[WRITTEN REQUEST]: Show all lines from the listing below that contain "color".
— start of DATA FOR THIS EXERCISE —
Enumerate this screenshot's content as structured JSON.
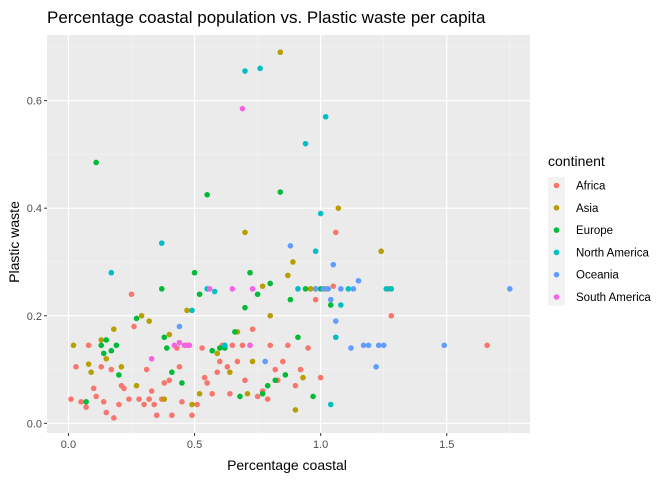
{
  "chart_data": {
    "type": "scatter",
    "title": "Percentage coastal population vs. Plastic waste per capita",
    "xlabel": "Percentage coastal",
    "ylabel": "Plastic waste",
    "xlim": [
      -0.085,
      1.83
    ],
    "ylim": [
      -0.018,
      0.722
    ],
    "x_ticks": [
      0.0,
      0.5,
      1.0,
      1.5
    ],
    "x_tick_labels": [
      "0.0",
      "0.5",
      "1.0",
      "1.5"
    ],
    "y_ticks": [
      0.0,
      0.2,
      0.4,
      0.6
    ],
    "y_tick_labels": [
      "0.0",
      "0.2",
      "0.4",
      "0.6"
    ],
    "grid": true,
    "legend": {
      "title": "continent",
      "placement": "right"
    },
    "series": [
      {
        "name": "Africa",
        "color": "#F8766D",
        "points": [
          [
            0.01,
            0.045
          ],
          [
            0.03,
            0.105
          ],
          [
            0.05,
            0.04
          ],
          [
            0.07,
            0.03
          ],
          [
            0.08,
            0.145
          ],
          [
            0.1,
            0.065
          ],
          [
            0.11,
            0.05
          ],
          [
            0.13,
            0.105
          ],
          [
            0.14,
            0.04
          ],
          [
            0.15,
            0.02
          ],
          [
            0.17,
            0.1
          ],
          [
            0.18,
            0.01
          ],
          [
            0.2,
            0.035
          ],
          [
            0.21,
            0.07
          ],
          [
            0.22,
            0.065
          ],
          [
            0.24,
            0.045
          ],
          [
            0.25,
            0.24
          ],
          [
            0.26,
            0.18
          ],
          [
            0.28,
            0.045
          ],
          [
            0.3,
            0.035
          ],
          [
            0.31,
            0.1
          ],
          [
            0.32,
            0.045
          ],
          [
            0.33,
            0.06
          ],
          [
            0.34,
            0.035
          ],
          [
            0.35,
            0.015
          ],
          [
            0.37,
            0.045
          ],
          [
            0.38,
            0.075
          ],
          [
            0.4,
            0.08
          ],
          [
            0.41,
            0.015
          ],
          [
            0.43,
            0.14
          ],
          [
            0.44,
            0.105
          ],
          [
            0.45,
            0.04
          ],
          [
            0.47,
            0.145
          ],
          [
            0.49,
            0.015
          ],
          [
            0.51,
            0.035
          ],
          [
            0.53,
            0.14
          ],
          [
            0.54,
            0.085
          ],
          [
            0.55,
            0.075
          ],
          [
            0.57,
            0.055
          ],
          [
            0.59,
            0.095
          ],
          [
            0.6,
            0.115
          ],
          [
            0.61,
            0.145
          ],
          [
            0.63,
            0.105
          ],
          [
            0.64,
            0.055
          ],
          [
            0.65,
            0.145
          ],
          [
            0.67,
            0.115
          ],
          [
            0.69,
            0.145
          ],
          [
            0.7,
            0.08
          ],
          [
            0.72,
            0.145
          ],
          [
            0.73,
            0.175
          ],
          [
            0.75,
            0.05
          ],
          [
            0.77,
            0.06
          ],
          [
            0.79,
            0.045
          ],
          [
            0.8,
            0.145
          ],
          [
            0.82,
            0.1
          ],
          [
            0.83,
            0.08
          ],
          [
            0.85,
            0.115
          ],
          [
            0.87,
            0.145
          ],
          [
            0.9,
            0.07
          ],
          [
            0.92,
            0.1
          ],
          [
            0.95,
            0.14
          ],
          [
            0.98,
            0.23
          ],
          [
            1.0,
            0.085
          ],
          [
            1.05,
            0.255
          ],
          [
            1.06,
            0.355
          ],
          [
            1.28,
            0.2
          ],
          [
            1.66,
            0.145
          ]
        ]
      },
      {
        "name": "Asia",
        "color": "#B79F00",
        "points": [
          [
            0.02,
            0.145
          ],
          [
            0.08,
            0.11
          ],
          [
            0.09,
            0.095
          ],
          [
            0.13,
            0.155
          ],
          [
            0.15,
            0.12
          ],
          [
            0.18,
            0.175
          ],
          [
            0.21,
            0.105
          ],
          [
            0.27,
            0.07
          ],
          [
            0.29,
            0.2
          ],
          [
            0.32,
            0.19
          ],
          [
            0.38,
            0.045
          ],
          [
            0.4,
            0.165
          ],
          [
            0.47,
            0.21
          ],
          [
            0.49,
            0.035
          ],
          [
            0.52,
            0.055
          ],
          [
            0.59,
            0.13
          ],
          [
            0.64,
            0.095
          ],
          [
            0.67,
            0.17
          ],
          [
            0.7,
            0.355
          ],
          [
            0.71,
            0.055
          ],
          [
            0.73,
            0.115
          ],
          [
            0.77,
            0.255
          ],
          [
            0.8,
            0.2
          ],
          [
            0.84,
            0.69
          ],
          [
            0.87,
            0.275
          ],
          [
            0.89,
            0.3
          ],
          [
            0.9,
            0.025
          ],
          [
            0.93,
            0.085
          ],
          [
            0.96,
            0.25
          ],
          [
            0.98,
            0.25
          ],
          [
            1.02,
            0.25
          ],
          [
            1.07,
            0.4
          ],
          [
            1.24,
            0.32
          ],
          [
            1.27,
            0.25
          ]
        ]
      },
      {
        "name": "Europe",
        "color": "#00BA38",
        "points": [
          [
            0.07,
            0.04
          ],
          [
            0.11,
            0.485
          ],
          [
            0.13,
            0.145
          ],
          [
            0.14,
            0.13
          ],
          [
            0.15,
            0.155
          ],
          [
            0.17,
            0.135
          ],
          [
            0.19,
            0.145
          ],
          [
            0.2,
            0.09
          ],
          [
            0.27,
            0.195
          ],
          [
            0.37,
            0.25
          ],
          [
            0.38,
            0.16
          ],
          [
            0.39,
            0.14
          ],
          [
            0.41,
            0.095
          ],
          [
            0.45,
            0.075
          ],
          [
            0.5,
            0.28
          ],
          [
            0.52,
            0.24
          ],
          [
            0.55,
            0.425
          ],
          [
            0.57,
            0.135
          ],
          [
            0.6,
            0.14
          ],
          [
            0.62,
            0.14
          ],
          [
            0.66,
            0.17
          ],
          [
            0.68,
            0.05
          ],
          [
            0.7,
            0.215
          ],
          [
            0.72,
            0.28
          ],
          [
            0.75,
            0.24
          ],
          [
            0.77,
            0.055
          ],
          [
            0.79,
            0.07
          ],
          [
            0.8,
            0.26
          ],
          [
            0.82,
            0.08
          ],
          [
            0.84,
            0.43
          ],
          [
            0.86,
            0.09
          ],
          [
            0.88,
            0.23
          ],
          [
            0.91,
            0.16
          ],
          [
            0.94,
            0.25
          ],
          [
            0.97,
            0.05
          ],
          [
            1.0,
            0.25
          ],
          [
            1.04,
            0.22
          ]
        ]
      },
      {
        "name": "North America",
        "color": "#00BFC4",
        "points": [
          [
            0.17,
            0.28
          ],
          [
            0.37,
            0.335
          ],
          [
            0.49,
            0.21
          ],
          [
            0.55,
            0.25
          ],
          [
            0.58,
            0.245
          ],
          [
            0.62,
            0.145
          ],
          [
            0.7,
            0.655
          ],
          [
            0.76,
            0.66
          ],
          [
            0.91,
            0.25
          ],
          [
            0.94,
            0.52
          ],
          [
            0.98,
            0.32
          ],
          [
            1.0,
            0.39
          ],
          [
            1.02,
            0.57
          ],
          [
            1.04,
            0.035
          ],
          [
            1.06,
            0.16
          ],
          [
            1.08,
            0.22
          ],
          [
            1.11,
            0.25
          ],
          [
            1.26,
            0.25
          ],
          [
            1.28,
            0.25
          ]
        ]
      },
      {
        "name": "Oceania",
        "color": "#619CFF",
        "points": [
          [
            0.44,
            0.18
          ],
          [
            0.78,
            0.115
          ],
          [
            0.88,
            0.33
          ],
          [
            0.98,
            0.25
          ],
          [
            1.01,
            0.25
          ],
          [
            1.03,
            0.25
          ],
          [
            1.04,
            0.23
          ],
          [
            1.05,
            0.295
          ],
          [
            1.06,
            0.19
          ],
          [
            1.08,
            0.25
          ],
          [
            1.12,
            0.14
          ],
          [
            1.13,
            0.25
          ],
          [
            1.15,
            0.265
          ],
          [
            1.17,
            0.145
          ],
          [
            1.19,
            0.145
          ],
          [
            1.22,
            0.105
          ],
          [
            1.23,
            0.145
          ],
          [
            1.25,
            0.145
          ],
          [
            1.49,
            0.145
          ],
          [
            1.75,
            0.25
          ]
        ]
      },
      {
        "name": "South America",
        "color": "#F564E3",
        "points": [
          [
            0.33,
            0.12
          ],
          [
            0.42,
            0.145
          ],
          [
            0.44,
            0.15
          ],
          [
            0.46,
            0.145
          ],
          [
            0.48,
            0.145
          ],
          [
            0.56,
            0.25
          ],
          [
            0.65,
            0.25
          ],
          [
            0.69,
            0.585
          ],
          [
            0.72,
            0.145
          ],
          [
            0.73,
            0.25
          ]
        ]
      }
    ]
  }
}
— end of DATA FOR THIS EXERCISE —
[REPLY TO THE EXERCISE]:
        "color": "#F8766D",
        "color": "#B79F00",
        "color": "#00BA38",
        "color": "#00BFC4",
        "color": "#619CFF",
        "color": "#F564E3",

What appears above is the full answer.